* [Excerpt to read]:
◆ ◆ ◆

Giter VIP home page Giter VIP logo

word2mat's Introduction

word2mat

Word2Mat is a framework that learns sentence embeddings in a CBOW-word2vec style, but where the words and sentences are represented as matrices. Details of this method and results can be found in our ICLR paper.

Dependencies

  • Python3
  • PyTorch >= 0.4 with CUDA support
  • NLTK >= 3

Setup python3 environment

Please install the python3 dependencies in your environment:

virtualenv -p python3 venv && source venv/bin/activate
pip install -r requirements.txt
python3 -c "import nltk; nltk.download('punkt')"

Download training data

In order to reproduce the results from our paper, which were trained on the UMBC corpus, download the UMBC corpus, extract the tar.gz file, and run the extract_umbc.py script in the following way:

python extract_umbc.py umbc_corpus/webbase_all <path_to_store_sentences>

This stores the sentences from the UMBC corpus in a format that is usable by our code: Each line in the resulting file contains a single sentence, whose (already pre-processed) tokens are separated by a whitespace character.

Running the experiments

Note: After further experiments, we observed that terminating training based on the validation loss produces unreliable results because of relatively high variance in the validation loss. Hence, we recommend using training loss as stopping criterion, which is more stable.

The results below are trained with this stopping criterion, and therefore slightly differ from the results reported in the ICLR paper. However, the conclusions remain the same: CMOW is much better than CBOW at capturing linguistic properties except WordContent. Therefore, CBOW is superior in almost all downstream tasks except TREC. The Hybrid model retains the capabilities of both models and therefore is extremely close to the better model among CBOW and CMOW, or better on all tasks.

Probing tasks: All scores denote accuracy.

Model Depth BigramShift SubjNumber Tense CoordinationInversion Length ObjNumber TopConstituents OddManOut WordContent
CBOW 32.73 49.65 79.65 79.46 53.78 75.69 79.00 72.26 49.64 89.11
CMOW 34.40 72.44 82.08 80.32 62.05 82.93 79.70 74.25 51.33 65.15
Hybrid 35.38 71.22 81.45 80.83 59.17 87.00 79.37 72.88 50.53 86.97

Supervised downstream tasks: For STS-Benchmark and Sick-Relatedness, the results denote Spearman correlation coefficient. For all others the score denotes accuracy.

Model SNLI SUBJ CR MR MPQA TREC SICKEntailment SST2 SST5 MRPC STSBenchmark SICKRelatedness
CBOW 67.76 90.45 79.76 74.32 87.23 84.4 79.58 78.14 41.72 72.17 0.619 0.721
CMOW 64.77 87.11 74.60 71.42 87.55 88.0 76.90 76.77 40.18 70.61 0.576 0.705
Hybrid 67.59 90.26 79.60 74.10 87.38 89.2 78.69 77.87 41.58 71.94 0.613 0.718

Unsupervised downstream tasks: The score denotes Spearman correlation coefficient.

◆ ◆ ◆

* [Records of where elements appear]:

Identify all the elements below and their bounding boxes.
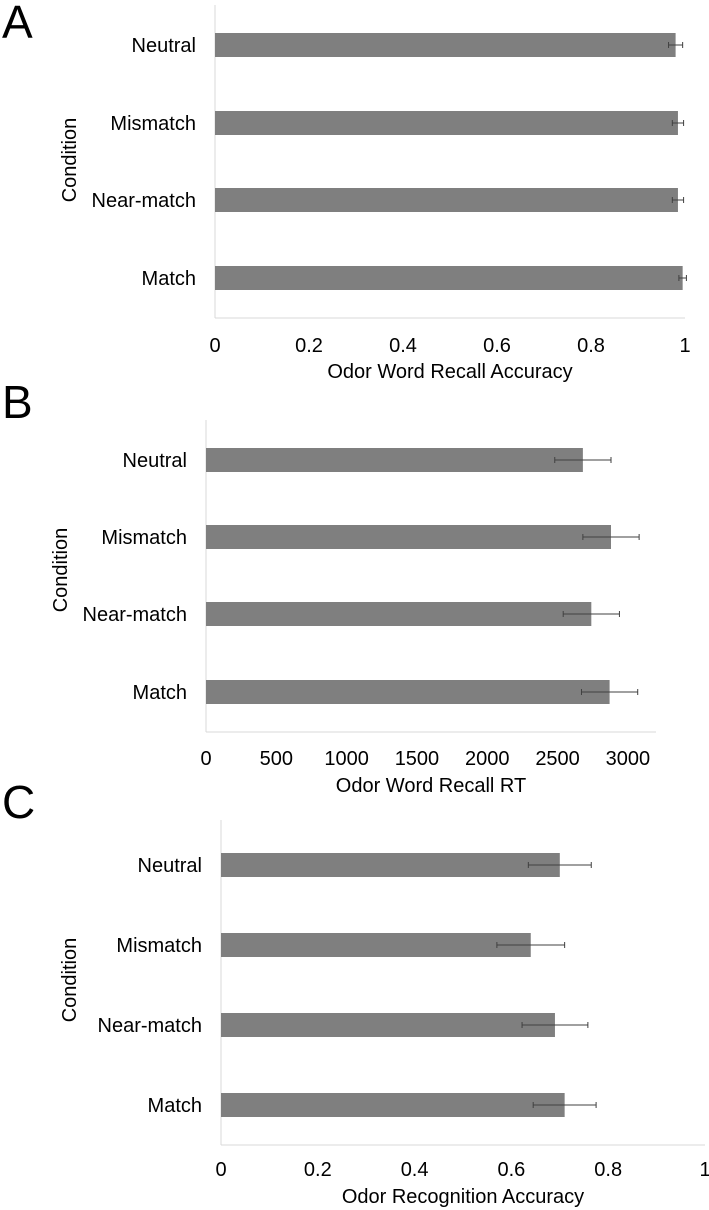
panel-b-category-label: Neutral: [123, 450, 187, 472]
panel-c-tick-label: 0.8: [594, 1159, 622, 1181]
panel-a-x-axis-title: Odor Word Recall Accuracy: [327, 361, 572, 383]
panel-c-x-axis-title: Odor Recognition Accuracy: [342, 1186, 584, 1208]
panel-a-bar-neutral: [215, 33, 676, 57]
panel-b-bar-match: [206, 680, 610, 704]
panel-a-tick-label: 0: [209, 335, 220, 357]
panel-c-category-label: Mismatch: [116, 935, 202, 957]
panel-a-tick-label: 0.6: [483, 335, 511, 357]
panel-c-tick-label: 0: [215, 1159, 226, 1181]
panel-b-bar-mismatch: [206, 525, 611, 549]
panel-b-tick-label: 1000: [324, 748, 369, 770]
panel-a-bar-mismatch: [215, 111, 678, 135]
panel-a-category-label: Mismatch: [110, 113, 196, 135]
panel-b-category-label: Mismatch: [101, 527, 187, 549]
panel-c-bar-near-match: [221, 1013, 555, 1037]
panel-a-bar-near-match: [215, 188, 678, 212]
panel-c-bar-match: [221, 1093, 565, 1117]
panel-b-letter: B: [2, 376, 33, 428]
panel-c-tick-label: 0.6: [497, 1159, 525, 1181]
panel-c-category-label: Neutral: [138, 855, 202, 877]
panel-b-tick-label: 2500: [535, 748, 580, 770]
panel-b-y-axis-title: Condition: [50, 528, 72, 613]
panel-a-letter: A: [2, 0, 33, 48]
panel-c-letter: C: [2, 776, 35, 828]
panel-a-tick-label: 1: [679, 335, 690, 357]
panel-a-tick-label: 0.4: [389, 335, 417, 357]
panel-c-bar-neutral: [221, 853, 560, 877]
panel-c-category-label: Match: [148, 1095, 202, 1117]
panel-b-tick-label: 500: [260, 748, 293, 770]
panel-a-bar-match: [215, 266, 683, 290]
panel-a-tick-label: 0.2: [295, 335, 323, 357]
panel-b-category-label: Match: [133, 682, 187, 704]
panel-c-y-axis-title: Condition: [59, 938, 81, 1023]
panel-c-bar-mismatch: [221, 933, 531, 957]
panel-c-tick-label: 0.2: [304, 1159, 332, 1181]
panel-b-tick-label: 0: [200, 748, 211, 770]
panel-b-x-axis-title: Odor Word Recall RT: [336, 775, 526, 797]
panel-a-category-label: Match: [142, 268, 196, 290]
panel-b-bar-near-match: [206, 602, 592, 626]
panel-a-tick-label: 0.8: [577, 335, 605, 357]
panel-a-y-axis-title: Condition: [59, 118, 81, 203]
panel-b-tick-label: 3000: [606, 748, 651, 770]
panel-b-tick-label: 2000: [465, 748, 510, 770]
panel-b-bar-neutral: [206, 448, 583, 472]
panel-a-category-label: Neutral: [132, 35, 196, 57]
panel-c-tick-label: 1: [699, 1159, 709, 1181]
panel-b-category-label: Near-match: [83, 604, 187, 626]
panel-a-category-label: Near-match: [92, 190, 196, 212]
panel-c-category-label: Near-match: [98, 1015, 202, 1037]
panel-b-tick-label: 1500: [395, 748, 440, 770]
panel-c-tick-label: 0.4: [401, 1159, 429, 1181]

◆ ◆ ◆

* [Task requirements]:
- 1) Answer these from the word2mat page:
(a) What is the minimum PyTorch version it lists as a dependency?
(b) Which corpus were the results in the paper trained on?
(c) Which loss does it recommend as the stopping criterion?
- 2) Reproduce the passage of the word2mat page between "Supervised downstream tasks: For" and "denotes Spearman correlation coefficient.", inclusive.

* [Responses for each task]:
- 1)
(a) PyTorch 0.4 or higher, with CUDA support.
(b) The UMBC corpus.
(c) The training loss.

- 2)
Supervised downstream tasks: For STS-Benchmark and Sick-Relatedness, the results denote Spearman correlation coefficient. For all others the score denotes accuracy.

Model SNLI SUBJ CR MR MPQA TREC SICKEntailment SST2 SST5 MRPC STSBenchmark SICKRelatedness
CBOW 67.76 90.45 79.76 74.32 87.23 84.4 79.58 78.14 41.72 72.17 0.619 0.721
CMOW 64.77 87.11 74.60 71.42 87.55 88.0 76.90 76.77 40.18 70.61 0.576 0.705
Hybrid 67.59 90.26 79.60 74.10 87.38 89.2 78.69 77.87 41.58 71.94 0.613 0.718

Unsupervised downstream tasks: The score denotes Spearman correlation coefficient.